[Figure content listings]
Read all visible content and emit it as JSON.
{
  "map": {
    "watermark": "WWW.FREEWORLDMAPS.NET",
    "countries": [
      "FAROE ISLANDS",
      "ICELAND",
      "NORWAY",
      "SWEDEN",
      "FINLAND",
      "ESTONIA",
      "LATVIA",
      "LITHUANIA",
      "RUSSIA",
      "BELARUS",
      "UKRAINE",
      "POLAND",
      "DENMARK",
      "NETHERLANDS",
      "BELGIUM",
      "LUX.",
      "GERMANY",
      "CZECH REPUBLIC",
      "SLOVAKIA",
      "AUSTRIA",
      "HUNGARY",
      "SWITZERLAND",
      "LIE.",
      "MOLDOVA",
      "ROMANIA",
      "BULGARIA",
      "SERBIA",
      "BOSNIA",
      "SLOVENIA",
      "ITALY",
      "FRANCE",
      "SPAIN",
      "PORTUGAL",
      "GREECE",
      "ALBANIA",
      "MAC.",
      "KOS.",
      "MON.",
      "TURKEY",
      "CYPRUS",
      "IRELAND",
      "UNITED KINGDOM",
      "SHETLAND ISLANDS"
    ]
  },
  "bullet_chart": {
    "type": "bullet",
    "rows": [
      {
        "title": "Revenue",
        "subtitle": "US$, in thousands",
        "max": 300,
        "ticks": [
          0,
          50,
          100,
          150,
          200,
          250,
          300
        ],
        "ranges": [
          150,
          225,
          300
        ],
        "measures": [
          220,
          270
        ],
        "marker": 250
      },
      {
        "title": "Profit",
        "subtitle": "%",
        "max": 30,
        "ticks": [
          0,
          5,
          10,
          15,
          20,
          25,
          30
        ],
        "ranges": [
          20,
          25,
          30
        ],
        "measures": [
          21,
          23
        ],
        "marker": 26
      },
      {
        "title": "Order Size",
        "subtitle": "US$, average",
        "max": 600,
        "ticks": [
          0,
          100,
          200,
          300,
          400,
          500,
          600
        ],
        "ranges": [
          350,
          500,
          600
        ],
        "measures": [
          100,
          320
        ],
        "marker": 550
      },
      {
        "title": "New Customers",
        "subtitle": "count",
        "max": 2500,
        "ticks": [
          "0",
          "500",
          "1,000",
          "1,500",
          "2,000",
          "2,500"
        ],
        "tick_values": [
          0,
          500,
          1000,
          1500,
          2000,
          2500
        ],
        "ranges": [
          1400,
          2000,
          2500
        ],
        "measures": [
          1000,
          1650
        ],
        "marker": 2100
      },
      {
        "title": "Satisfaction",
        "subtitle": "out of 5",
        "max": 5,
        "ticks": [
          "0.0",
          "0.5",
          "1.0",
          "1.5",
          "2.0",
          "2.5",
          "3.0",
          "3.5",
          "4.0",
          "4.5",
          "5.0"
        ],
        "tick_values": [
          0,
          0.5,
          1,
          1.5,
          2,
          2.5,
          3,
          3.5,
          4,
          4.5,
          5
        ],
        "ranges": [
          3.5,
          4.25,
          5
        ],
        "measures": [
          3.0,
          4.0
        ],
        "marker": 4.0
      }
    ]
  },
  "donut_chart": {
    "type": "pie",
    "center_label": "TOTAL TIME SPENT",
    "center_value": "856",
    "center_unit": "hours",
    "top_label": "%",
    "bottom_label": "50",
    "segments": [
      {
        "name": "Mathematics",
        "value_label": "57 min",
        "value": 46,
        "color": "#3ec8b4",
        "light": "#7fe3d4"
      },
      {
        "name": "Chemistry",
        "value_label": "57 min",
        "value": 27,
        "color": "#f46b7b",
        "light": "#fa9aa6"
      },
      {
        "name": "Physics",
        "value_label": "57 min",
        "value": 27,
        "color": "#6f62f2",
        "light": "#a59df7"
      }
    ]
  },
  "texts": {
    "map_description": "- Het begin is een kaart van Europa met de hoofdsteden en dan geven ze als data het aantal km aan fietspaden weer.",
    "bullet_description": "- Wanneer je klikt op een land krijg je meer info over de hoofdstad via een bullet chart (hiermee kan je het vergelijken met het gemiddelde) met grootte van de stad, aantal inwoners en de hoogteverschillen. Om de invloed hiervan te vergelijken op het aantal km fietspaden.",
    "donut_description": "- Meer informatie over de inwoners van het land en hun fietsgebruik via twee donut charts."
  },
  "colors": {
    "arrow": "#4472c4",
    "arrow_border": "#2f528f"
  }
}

◆ Exercise requirements
Above are the records; retype them all without a single difference.

◆ Response to this exercise
Read all visible content and emit it as JSON.
{
  "map": {
    "watermark": "WWW.FREEWORLDMAPS.NET",
    "countries": [
      "FAROE ISLANDS",
      "ICELAND",
      "NORWAY",
      "SWEDEN",
      "FINLAND",
      "ESTONIA",
      "LATVIA",
      "LITHUANIA",
      "RUSSIA",
      "BELARUS",
      "UKRAINE",
      "POLAND",
      "DENMARK",
      "NETHERLANDS",
      "BELGIUM",
      "LUX.",
      "GERMANY",
      "CZECH REPUBLIC",
      "SLOVAKIA",
      "AUSTRIA",
      "HUNGARY",
      "SWITZERLAND",
      "LIE.",
      "MOLDOVA",
      "ROMANIA",
      "BULGARIA",
      "SERBIA",
      "BOSNIA",
      "SLOVENIA",
      "ITALY",
      "FRANCE",
      "SPAIN",
      "PORTUGAL",
      "GREECE",
      "ALBANIA",
      "MAC.",
      "KOS.",
      "MON.",
      "TURKEY",
      "CYPRUS",
      "IRELAND",
      "UNITED KINGDOM",
      "SHETLAND ISLANDS"
    ]
  },
  "bullet_chart": {
    "type": "bullet",
    "rows": [
      {
        "title": "Revenue",
        "subtitle": "US$, in thousands",
        "max": 300,
        "ticks": [
          0,
          50,
          100,
          150,
          200,
          250,
          300
        ],
        "ranges": [
          150,
          225,
          300
        ],
        "measures": [
          220,
          270
        ],
        "marker": 250
      },
      {
        "title": "Profit",
        "subtitle": "%",
        "max": 30,
        "ticks": [
          0,
          5,
          10,
          15,
          20,
          25,
          30
        ],
        "ranges": [
          20,
          25,
          30
        ],
        "measures": [
          21,
          23
        ],
        "marker": 26
      },
      {
        "title": "Order Size",
        "subtitle": "US$, average",
        "max": 600,
        "ticks": [
          0,
          100,
          200,
          300,
          400,
          500,
          600
        ],
        "ranges": [
          350,
          500,
          600
        ],
        "measures": [
          100,
          320
        ],
        "marker": 550
      },
      {
        "title": "New Customers",
        "subtitle": "count",
        "max": 2500,
        "ticks": [
          "0",
          "500",
          "1,000",
          "1,500",
          "2,000",
          "2,500"
        ],
        "tick_values": [
          0,
          500,
          1000,
          1500,
          2000,
          2500
        ],
        "ranges": [
          1400,
          2000,
          2500
        ],
        "measures": [
          1000,
          1650
        ],
        "marker": 2100
      },
      {
        "title": "Satisfaction",
        "subtitle": "out of 5",
        "max": 5,
        "ticks": [
          "0.0",
          "0.5",
          "1.0",
          "1.5",
          "2.0",
          "2.5",
          "3.0",
          "3.5",
          "4.0",
          "4.5",
          "5.0"
        ],
        "tick_values": [
          0,
          0.5,
          1,
          1.5,
          2,
          2.5,
          3,
          3.5,
          4,
          4.5,
          5
        ],
        "ranges": [
          3.5,
          4.25,
          5
        ],
        "measures": [
          3.0,
          4.0
        ],
        "marker": 4.0
      }
    ]
  },
  "donut_chart": {
    "type": "pie",
    "center_label": "TOTAL TIME SPENT",
    "center_value": "856",
    "center_unit": "hours",
    "top_label": "%",
    "bottom_label": "50",
    "segments": [
      {
        "name": "Mathematics",
        "value_label": "57 min",
        "value": 46,
        "color": "#3ec8b4",
        "light": "#7fe3d4"
      },
      {
        "name": "Chemistry",
        "value_label": "57 min",
        "value": 27,
        "color": "#f46b7b",
        "light": "#fa9aa6"
      },
      {
        "name": "Physics",
        "value_label": "57 min",
        "value": 27,
        "color": "#6f62f2",
        "light": "#a59df7"
      }
    ]
  },
  "texts": {
    "map_description": "- Het begin is een kaart van Europa met de hoofdsteden en dan geven ze als data het aantal km aan fietspaden weer.",
    "bullet_description": "- Wanneer je klikt op een land krijg je meer info over de hoofdstad via een bullet chart (hiermee kan je het vergelijken met het gemiddelde) met grootte van de stad, aantal inwoners en de hoogteverschillen. Om de invloed hiervan te vergelijken op het aantal km fietspaden.",
    "donut_description": "- Meer informatie over de inwoners van het land en hun fietsgebruik via twee donut charts."
  },
  "colors": {
    "arrow": "#4472c4",
    "arrow_border": "#2f528f"
  }
}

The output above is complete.